• **ROWS**:
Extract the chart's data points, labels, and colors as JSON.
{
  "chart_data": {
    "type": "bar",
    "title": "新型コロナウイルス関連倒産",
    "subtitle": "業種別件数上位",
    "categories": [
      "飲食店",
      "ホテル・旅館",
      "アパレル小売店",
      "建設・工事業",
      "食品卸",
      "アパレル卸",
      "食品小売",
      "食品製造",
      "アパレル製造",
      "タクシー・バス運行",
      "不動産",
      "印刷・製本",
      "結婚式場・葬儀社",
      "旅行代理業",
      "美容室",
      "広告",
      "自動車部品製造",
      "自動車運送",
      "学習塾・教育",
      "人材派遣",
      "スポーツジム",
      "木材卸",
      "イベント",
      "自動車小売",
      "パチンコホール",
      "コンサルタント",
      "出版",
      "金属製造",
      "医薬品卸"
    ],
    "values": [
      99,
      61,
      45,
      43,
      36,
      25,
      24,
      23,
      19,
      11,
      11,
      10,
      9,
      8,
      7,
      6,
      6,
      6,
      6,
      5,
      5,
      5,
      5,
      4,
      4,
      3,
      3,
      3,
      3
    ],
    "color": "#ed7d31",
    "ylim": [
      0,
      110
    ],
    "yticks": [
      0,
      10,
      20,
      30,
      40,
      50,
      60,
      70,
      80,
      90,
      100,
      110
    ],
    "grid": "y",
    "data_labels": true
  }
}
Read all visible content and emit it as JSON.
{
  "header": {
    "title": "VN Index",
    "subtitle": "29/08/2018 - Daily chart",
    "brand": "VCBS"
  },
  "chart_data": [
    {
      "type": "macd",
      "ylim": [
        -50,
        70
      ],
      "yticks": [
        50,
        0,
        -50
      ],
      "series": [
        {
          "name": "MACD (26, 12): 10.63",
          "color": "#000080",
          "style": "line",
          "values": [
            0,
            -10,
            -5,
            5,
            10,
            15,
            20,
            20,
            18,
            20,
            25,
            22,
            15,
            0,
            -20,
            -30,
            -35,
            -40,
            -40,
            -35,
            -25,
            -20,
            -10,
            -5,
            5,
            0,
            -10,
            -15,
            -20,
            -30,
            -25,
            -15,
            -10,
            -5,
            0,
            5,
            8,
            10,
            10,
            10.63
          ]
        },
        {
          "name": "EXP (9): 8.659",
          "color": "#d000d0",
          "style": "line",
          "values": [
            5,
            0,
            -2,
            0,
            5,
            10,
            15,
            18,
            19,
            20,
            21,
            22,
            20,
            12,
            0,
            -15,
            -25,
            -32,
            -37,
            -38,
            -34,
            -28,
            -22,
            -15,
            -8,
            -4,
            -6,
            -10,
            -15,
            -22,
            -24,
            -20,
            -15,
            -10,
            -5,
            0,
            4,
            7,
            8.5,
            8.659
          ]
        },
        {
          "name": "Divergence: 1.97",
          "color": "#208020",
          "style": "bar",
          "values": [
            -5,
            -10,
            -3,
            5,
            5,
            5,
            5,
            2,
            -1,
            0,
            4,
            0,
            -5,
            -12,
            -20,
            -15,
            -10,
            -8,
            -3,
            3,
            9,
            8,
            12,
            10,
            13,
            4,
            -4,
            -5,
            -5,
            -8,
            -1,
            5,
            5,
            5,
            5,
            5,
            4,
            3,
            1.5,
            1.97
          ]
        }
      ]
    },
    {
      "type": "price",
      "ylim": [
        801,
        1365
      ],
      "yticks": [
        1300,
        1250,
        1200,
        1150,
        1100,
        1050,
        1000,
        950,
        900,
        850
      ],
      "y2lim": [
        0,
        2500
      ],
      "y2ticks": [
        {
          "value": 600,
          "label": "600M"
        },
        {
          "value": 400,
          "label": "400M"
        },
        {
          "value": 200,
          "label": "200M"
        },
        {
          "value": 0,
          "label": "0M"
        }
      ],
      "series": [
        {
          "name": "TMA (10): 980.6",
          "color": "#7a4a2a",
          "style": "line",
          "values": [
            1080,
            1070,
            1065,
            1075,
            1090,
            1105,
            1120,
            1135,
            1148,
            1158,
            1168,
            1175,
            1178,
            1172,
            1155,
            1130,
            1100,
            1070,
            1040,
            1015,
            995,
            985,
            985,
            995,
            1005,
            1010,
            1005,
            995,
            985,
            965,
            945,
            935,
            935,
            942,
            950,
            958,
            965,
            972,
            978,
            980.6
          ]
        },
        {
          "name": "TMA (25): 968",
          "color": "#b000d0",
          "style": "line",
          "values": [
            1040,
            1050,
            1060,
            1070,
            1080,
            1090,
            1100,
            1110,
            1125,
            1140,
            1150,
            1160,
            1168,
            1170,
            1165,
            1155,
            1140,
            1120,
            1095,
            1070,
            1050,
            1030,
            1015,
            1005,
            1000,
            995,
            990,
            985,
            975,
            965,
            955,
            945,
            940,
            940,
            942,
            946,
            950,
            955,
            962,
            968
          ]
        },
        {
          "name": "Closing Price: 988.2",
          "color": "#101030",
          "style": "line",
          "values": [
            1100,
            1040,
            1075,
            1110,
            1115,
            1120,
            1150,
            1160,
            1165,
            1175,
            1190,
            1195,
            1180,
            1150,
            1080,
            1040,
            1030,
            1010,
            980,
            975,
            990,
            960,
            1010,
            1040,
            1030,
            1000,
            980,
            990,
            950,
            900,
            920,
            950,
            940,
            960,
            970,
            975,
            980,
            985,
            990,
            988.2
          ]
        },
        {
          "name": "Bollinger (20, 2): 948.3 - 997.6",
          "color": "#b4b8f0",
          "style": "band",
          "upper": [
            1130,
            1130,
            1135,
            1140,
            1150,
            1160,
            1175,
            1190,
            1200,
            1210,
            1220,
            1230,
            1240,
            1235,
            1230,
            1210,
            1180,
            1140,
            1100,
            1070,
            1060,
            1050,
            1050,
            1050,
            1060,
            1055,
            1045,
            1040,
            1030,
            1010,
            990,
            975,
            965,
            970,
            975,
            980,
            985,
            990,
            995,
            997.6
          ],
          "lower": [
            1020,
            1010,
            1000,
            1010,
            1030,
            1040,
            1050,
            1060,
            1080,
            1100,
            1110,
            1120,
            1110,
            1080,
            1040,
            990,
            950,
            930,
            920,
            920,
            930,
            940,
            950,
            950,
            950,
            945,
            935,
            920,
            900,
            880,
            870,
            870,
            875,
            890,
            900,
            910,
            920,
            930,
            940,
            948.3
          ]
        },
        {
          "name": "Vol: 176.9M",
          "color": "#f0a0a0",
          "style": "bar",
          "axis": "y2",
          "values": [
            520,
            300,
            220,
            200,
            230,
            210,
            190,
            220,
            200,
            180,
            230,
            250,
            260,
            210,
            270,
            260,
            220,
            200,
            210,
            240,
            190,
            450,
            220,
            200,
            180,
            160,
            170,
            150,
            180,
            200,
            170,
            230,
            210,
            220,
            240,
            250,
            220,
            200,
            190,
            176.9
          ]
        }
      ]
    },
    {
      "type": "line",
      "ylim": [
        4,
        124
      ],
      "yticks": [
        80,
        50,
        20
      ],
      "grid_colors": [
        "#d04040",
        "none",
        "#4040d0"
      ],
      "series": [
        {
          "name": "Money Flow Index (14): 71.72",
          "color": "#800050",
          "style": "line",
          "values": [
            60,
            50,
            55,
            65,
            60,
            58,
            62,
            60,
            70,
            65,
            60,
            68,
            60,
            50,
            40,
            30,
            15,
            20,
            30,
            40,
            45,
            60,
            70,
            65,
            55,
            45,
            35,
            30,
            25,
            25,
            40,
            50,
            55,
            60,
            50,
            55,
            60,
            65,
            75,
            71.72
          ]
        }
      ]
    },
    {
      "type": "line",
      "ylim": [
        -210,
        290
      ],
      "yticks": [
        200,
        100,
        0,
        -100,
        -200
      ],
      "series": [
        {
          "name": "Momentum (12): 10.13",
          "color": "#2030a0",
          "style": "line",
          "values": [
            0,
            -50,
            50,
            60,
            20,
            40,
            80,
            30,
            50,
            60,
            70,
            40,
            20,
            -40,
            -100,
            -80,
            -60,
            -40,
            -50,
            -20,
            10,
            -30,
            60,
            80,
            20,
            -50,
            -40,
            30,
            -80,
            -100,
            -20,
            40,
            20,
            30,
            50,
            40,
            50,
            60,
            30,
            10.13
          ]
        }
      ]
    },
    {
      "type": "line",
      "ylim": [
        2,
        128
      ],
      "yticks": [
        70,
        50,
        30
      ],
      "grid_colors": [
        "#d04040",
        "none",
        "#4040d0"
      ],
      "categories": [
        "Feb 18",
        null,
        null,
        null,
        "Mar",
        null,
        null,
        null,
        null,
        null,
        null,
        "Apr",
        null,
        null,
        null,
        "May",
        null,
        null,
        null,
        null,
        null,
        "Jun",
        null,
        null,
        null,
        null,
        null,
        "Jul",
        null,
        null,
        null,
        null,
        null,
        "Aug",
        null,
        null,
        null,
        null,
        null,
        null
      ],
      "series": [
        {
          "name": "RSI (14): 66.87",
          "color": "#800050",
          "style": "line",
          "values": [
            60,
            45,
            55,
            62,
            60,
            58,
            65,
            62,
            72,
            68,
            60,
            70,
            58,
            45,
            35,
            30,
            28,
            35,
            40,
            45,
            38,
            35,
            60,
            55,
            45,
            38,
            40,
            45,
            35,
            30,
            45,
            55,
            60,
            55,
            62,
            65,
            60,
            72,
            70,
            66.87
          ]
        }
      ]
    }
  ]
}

• **WHAT TO WORK ON**:
Look through the entries and find each line that has the string "Index". Copy those lines.

• **EXPECTED ANSWER**:
    "title": "VN Index",
          "name": "Money Flow Index (14): 71.72",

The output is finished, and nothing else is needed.